** Extracted material **
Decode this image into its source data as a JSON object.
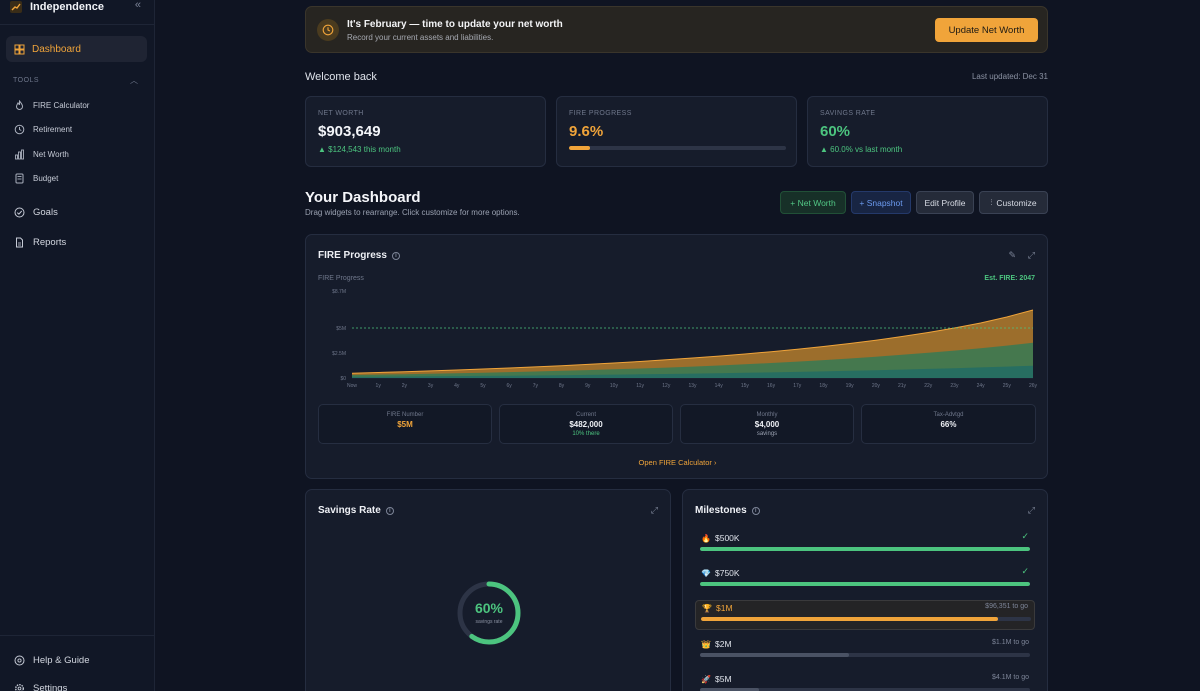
{
  "sidebar": {
    "brand": "Independence",
    "dashboard": "Dashboard",
    "tools_label": "TOOLS",
    "tools": [
      "FIRE Calculator",
      "Retirement",
      "Net Worth",
      "Budget"
    ],
    "goals": "Goals",
    "reports": "Reports",
    "help": "Help & Guide",
    "settings": "Settings"
  },
  "banner": {
    "title": "It's February — time to update your net worth",
    "subtitle": "Record your current assets and liabilities.",
    "button": "Update Net Worth"
  },
  "welcome": "Welcome back",
  "last_updated": "Last updated: Dec 31",
  "stats": {
    "net_worth": {
      "label": "NET WORTH",
      "value": "$903,649",
      "sub": "▲ $124,543 this month"
    },
    "fire_progress": {
      "label": "FIRE PROGRESS",
      "value": "9.6%",
      "fraction": 0.096
    },
    "savings_rate": {
      "label": "SAVINGS RATE",
      "value": "60%",
      "sub": "▲ 60.0% vs last month"
    }
  },
  "dashboard": {
    "title": "Your Dashboard",
    "subtitle": "Drag widgets to rearrange. Click customize for more options.",
    "buttons": {
      "net_worth": "+ Net Worth",
      "snapshot": "+ Snapshot",
      "edit_profile": "Edit Profile",
      "customize": "Customize"
    }
  },
  "fire_card": {
    "title": "FIRE Progress",
    "chart_label": "FIRE Progress",
    "est": "Est. FIRE: 2047",
    "minis": [
      {
        "label": "FIRE Number",
        "value": "$5M",
        "sub": "",
        "color": "#f0a43a"
      },
      {
        "label": "Current",
        "value": "$482,000",
        "sub": "10% there",
        "color": "#eef0f5",
        "sub_color": "#4cc47f"
      },
      {
        "label": "Monthly",
        "value": "$4,000",
        "sub": "savings",
        "color": "#eef0f5",
        "sub_color": "#9aa1b1"
      },
      {
        "label": "Tax-Advtgd",
        "value": "66%",
        "sub": "",
        "color": "#eef0f5"
      }
    ],
    "open_link": "Open FIRE Calculator ›"
  },
  "chart_data": {
    "type": "area",
    "x": [
      "Now",
      "1y",
      "2y",
      "3y",
      "4y",
      "5y",
      "6y",
      "7y",
      "8y",
      "9y",
      "10y",
      "11y",
      "12y",
      "13y",
      "14y",
      "15y",
      "16y",
      "17y",
      "18y",
      "19y",
      "20y",
      "21y",
      "22y",
      "23y",
      "24y",
      "25y",
      "26y"
    ],
    "y_ticks": [
      "$0",
      "$2.5M",
      "$5M",
      "$8.7M"
    ],
    "ylim": [
      0,
      8.7
    ],
    "target_line": 5,
    "series": [
      {
        "values": [
          0.48,
          0.55,
          0.63,
          0.71,
          0.8,
          0.9,
          1.0,
          1.11,
          1.23,
          1.36,
          1.5,
          1.65,
          1.82,
          2.0,
          2.19,
          2.4,
          2.63,
          2.88,
          3.15,
          3.45,
          3.78,
          4.15,
          4.55,
          5.0,
          5.5,
          6.1,
          6.8
        ],
        "color": "#c98a2e"
      },
      {
        "values": [
          0.3,
          0.34,
          0.38,
          0.43,
          0.48,
          0.53,
          0.59,
          0.65,
          0.72,
          0.79,
          0.87,
          0.95,
          1.04,
          1.14,
          1.25,
          1.37,
          1.5,
          1.64,
          1.79,
          1.95,
          2.13,
          2.32,
          2.52,
          2.74,
          2.98,
          3.24,
          3.52
        ],
        "color": "#2f7a57"
      },
      {
        "values": [
          0.12,
          0.13,
          0.15,
          0.17,
          0.19,
          0.21,
          0.23,
          0.25,
          0.28,
          0.31,
          0.34,
          0.37,
          0.4,
          0.44,
          0.48,
          0.52,
          0.56,
          0.61,
          0.66,
          0.72,
          0.78,
          0.84,
          0.91,
          0.98,
          1.06,
          1.14,
          1.23
        ],
        "color": "#1f6b66"
      }
    ]
  },
  "savings_card": {
    "title": "Savings Rate",
    "value": "60%",
    "sub": "savings rate",
    "fraction": 0.6
  },
  "milestones_card": {
    "title": "Milestones",
    "items": [
      {
        "icon": "flame-icon",
        "glyph": "🔥",
        "label": "$500K",
        "right": "",
        "done": true,
        "fraction": 1.0,
        "color": "#4cc47f"
      },
      {
        "icon": "diamond-icon",
        "glyph": "💎",
        "label": "$750K",
        "right": "",
        "done": true,
        "fraction": 1.0,
        "color": "#4cc47f"
      },
      {
        "icon": "trophy-icon",
        "glyph": "🏆",
        "label": "$1M",
        "right": "$96,351 to go",
        "done": false,
        "fraction": 0.9,
        "color": "#f0a43a",
        "highlight": true
      },
      {
        "icon": "crown-icon",
        "glyph": "👑",
        "label": "$2M",
        "right": "$1.1M to go",
        "done": false,
        "fraction": 0.45,
        "color": "#4a5264"
      },
      {
        "icon": "rocket-icon",
        "glyph": "🚀",
        "label": "$5M",
        "right": "$4.1M to go",
        "done": false,
        "fraction": 0.18,
        "color": "#4a5264"
      }
    ]
  },
  "colors": {
    "accent": "#f0a43a",
    "positive": "#4cc47f",
    "bg": "#0f1422",
    "card": "#161c2b"
  }
}
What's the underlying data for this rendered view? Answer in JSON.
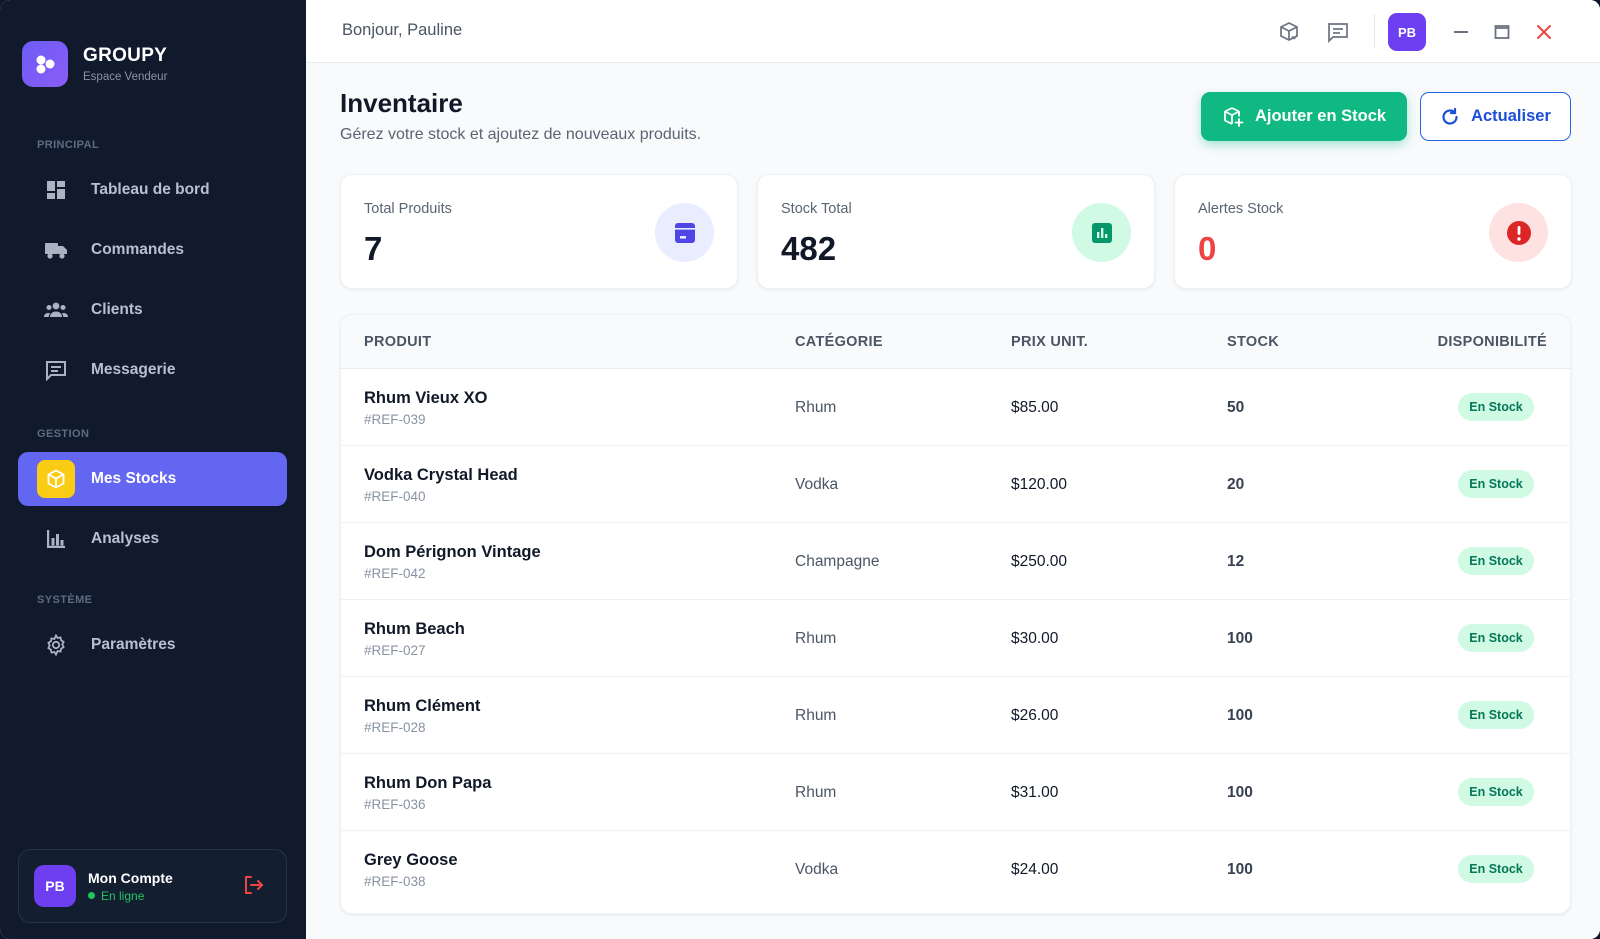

** Task to carry out **
Of the lines in this listing, report how many contain the string "icon", and give the number only.

** Output for this exercise **
5